[START OF Extracted entries]

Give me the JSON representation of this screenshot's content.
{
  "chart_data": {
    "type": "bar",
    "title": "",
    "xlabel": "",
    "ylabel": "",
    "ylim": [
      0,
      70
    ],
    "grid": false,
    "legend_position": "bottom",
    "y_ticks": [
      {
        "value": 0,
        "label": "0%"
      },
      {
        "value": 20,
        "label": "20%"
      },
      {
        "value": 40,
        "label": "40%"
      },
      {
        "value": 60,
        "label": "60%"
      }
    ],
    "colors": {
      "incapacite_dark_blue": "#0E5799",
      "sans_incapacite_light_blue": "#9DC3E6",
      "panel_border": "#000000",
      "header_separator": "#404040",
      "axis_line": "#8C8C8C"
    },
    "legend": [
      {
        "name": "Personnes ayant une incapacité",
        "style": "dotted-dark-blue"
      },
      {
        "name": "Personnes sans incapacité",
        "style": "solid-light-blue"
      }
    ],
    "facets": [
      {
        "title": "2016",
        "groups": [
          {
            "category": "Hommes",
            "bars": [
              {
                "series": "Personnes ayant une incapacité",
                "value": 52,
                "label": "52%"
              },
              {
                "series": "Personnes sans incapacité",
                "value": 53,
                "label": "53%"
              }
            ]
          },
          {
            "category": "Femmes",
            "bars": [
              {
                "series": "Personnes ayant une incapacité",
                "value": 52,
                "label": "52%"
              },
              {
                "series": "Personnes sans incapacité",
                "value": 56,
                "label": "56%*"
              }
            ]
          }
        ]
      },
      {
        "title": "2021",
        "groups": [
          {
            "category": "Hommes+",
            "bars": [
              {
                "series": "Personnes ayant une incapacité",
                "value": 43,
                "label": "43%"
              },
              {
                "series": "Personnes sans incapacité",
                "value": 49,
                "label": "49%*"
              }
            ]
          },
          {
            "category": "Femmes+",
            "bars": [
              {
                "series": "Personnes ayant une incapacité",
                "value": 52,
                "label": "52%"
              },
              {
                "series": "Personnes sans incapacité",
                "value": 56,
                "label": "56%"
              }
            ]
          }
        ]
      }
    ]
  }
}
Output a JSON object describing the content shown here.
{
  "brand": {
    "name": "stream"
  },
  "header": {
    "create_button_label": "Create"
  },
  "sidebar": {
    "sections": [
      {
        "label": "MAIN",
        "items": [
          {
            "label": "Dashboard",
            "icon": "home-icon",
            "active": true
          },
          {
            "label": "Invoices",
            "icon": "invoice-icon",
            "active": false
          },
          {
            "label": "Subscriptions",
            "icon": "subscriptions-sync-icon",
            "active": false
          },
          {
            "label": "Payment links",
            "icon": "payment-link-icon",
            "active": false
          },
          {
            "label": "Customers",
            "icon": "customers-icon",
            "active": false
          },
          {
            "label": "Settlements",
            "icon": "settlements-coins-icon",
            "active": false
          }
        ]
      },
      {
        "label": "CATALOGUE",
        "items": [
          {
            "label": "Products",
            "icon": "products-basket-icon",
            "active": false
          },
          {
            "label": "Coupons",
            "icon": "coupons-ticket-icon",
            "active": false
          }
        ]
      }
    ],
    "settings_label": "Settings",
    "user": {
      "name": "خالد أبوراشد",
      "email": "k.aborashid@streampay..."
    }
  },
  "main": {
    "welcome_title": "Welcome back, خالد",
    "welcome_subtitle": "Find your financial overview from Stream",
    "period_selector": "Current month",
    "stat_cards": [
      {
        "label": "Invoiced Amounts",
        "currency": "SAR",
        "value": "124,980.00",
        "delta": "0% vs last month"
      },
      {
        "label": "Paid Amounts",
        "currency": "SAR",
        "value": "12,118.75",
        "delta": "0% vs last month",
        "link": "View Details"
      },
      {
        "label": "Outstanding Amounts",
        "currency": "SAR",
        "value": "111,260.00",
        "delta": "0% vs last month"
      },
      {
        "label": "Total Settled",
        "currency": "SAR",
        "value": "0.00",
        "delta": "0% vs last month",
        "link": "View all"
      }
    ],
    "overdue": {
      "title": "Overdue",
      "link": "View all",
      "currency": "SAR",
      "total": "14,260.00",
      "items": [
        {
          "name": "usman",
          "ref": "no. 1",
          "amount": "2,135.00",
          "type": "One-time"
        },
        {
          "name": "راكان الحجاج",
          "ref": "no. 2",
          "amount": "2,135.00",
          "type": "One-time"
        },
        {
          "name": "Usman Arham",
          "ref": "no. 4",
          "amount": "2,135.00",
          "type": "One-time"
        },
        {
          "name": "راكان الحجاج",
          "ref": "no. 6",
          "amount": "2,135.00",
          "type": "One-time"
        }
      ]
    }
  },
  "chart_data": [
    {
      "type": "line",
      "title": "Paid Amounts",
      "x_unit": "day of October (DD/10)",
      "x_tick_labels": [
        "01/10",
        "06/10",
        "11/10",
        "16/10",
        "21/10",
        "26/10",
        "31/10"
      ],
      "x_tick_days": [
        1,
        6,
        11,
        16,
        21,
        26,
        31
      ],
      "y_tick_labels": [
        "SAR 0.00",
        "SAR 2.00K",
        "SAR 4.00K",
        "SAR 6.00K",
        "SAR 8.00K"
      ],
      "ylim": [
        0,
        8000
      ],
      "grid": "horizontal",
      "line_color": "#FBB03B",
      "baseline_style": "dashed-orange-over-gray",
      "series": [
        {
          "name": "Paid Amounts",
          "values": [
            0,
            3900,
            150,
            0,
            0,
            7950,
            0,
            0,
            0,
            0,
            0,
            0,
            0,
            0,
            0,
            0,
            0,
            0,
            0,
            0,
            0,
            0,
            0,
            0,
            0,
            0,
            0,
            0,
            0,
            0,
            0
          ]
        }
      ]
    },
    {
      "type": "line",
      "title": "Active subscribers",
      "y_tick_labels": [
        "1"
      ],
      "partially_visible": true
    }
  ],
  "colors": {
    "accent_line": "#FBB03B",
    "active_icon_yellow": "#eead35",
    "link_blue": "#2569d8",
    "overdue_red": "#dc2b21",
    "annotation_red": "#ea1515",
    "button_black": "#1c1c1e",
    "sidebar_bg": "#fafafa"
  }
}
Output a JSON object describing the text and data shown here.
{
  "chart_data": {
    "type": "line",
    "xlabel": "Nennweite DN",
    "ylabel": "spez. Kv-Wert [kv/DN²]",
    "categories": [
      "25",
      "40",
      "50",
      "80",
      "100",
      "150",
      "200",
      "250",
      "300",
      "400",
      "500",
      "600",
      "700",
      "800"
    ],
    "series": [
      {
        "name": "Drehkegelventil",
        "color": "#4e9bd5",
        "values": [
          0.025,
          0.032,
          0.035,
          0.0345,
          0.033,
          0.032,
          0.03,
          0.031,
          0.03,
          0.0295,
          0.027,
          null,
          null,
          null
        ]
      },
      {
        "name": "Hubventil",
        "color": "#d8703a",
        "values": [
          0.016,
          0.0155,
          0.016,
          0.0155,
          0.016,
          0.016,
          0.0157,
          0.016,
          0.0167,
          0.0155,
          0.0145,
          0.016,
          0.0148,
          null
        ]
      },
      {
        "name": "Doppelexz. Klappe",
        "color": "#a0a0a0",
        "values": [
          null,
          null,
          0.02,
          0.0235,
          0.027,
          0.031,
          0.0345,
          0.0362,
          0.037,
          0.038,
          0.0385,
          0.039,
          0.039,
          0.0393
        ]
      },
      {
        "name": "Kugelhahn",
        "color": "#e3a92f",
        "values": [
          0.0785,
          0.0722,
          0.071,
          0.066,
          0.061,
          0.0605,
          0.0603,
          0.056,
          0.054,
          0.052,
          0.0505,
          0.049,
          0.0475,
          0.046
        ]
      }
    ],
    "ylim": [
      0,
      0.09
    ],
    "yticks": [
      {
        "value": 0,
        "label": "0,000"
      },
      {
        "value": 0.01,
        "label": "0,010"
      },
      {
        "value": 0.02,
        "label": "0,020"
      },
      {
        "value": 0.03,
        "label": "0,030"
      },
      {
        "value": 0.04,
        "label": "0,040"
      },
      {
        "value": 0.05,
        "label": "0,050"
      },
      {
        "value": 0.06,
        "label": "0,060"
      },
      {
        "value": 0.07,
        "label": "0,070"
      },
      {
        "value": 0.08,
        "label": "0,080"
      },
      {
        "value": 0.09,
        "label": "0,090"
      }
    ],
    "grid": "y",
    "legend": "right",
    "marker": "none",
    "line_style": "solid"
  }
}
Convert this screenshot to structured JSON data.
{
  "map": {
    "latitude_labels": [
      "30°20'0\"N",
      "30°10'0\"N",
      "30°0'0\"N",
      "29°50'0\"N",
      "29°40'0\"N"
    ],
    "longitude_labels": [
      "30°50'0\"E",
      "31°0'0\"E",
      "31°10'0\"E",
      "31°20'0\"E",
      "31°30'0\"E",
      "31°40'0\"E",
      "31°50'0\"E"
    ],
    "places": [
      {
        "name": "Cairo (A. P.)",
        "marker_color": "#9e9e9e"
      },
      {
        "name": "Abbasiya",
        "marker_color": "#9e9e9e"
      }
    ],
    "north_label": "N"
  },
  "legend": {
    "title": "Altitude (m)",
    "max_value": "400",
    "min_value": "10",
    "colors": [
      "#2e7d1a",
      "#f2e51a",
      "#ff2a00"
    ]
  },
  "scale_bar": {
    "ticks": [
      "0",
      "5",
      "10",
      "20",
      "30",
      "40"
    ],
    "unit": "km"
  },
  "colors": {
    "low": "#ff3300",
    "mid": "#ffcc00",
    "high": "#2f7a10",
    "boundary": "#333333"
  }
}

[END OF Extracted entries]

#### Given exercise:
In the entries above, locate every line with the word "screenshot" and copy it.

#### Exercise solution:
Give me the JSON representation of this screenshot's content.
Convert this screenshot to structured JSON data.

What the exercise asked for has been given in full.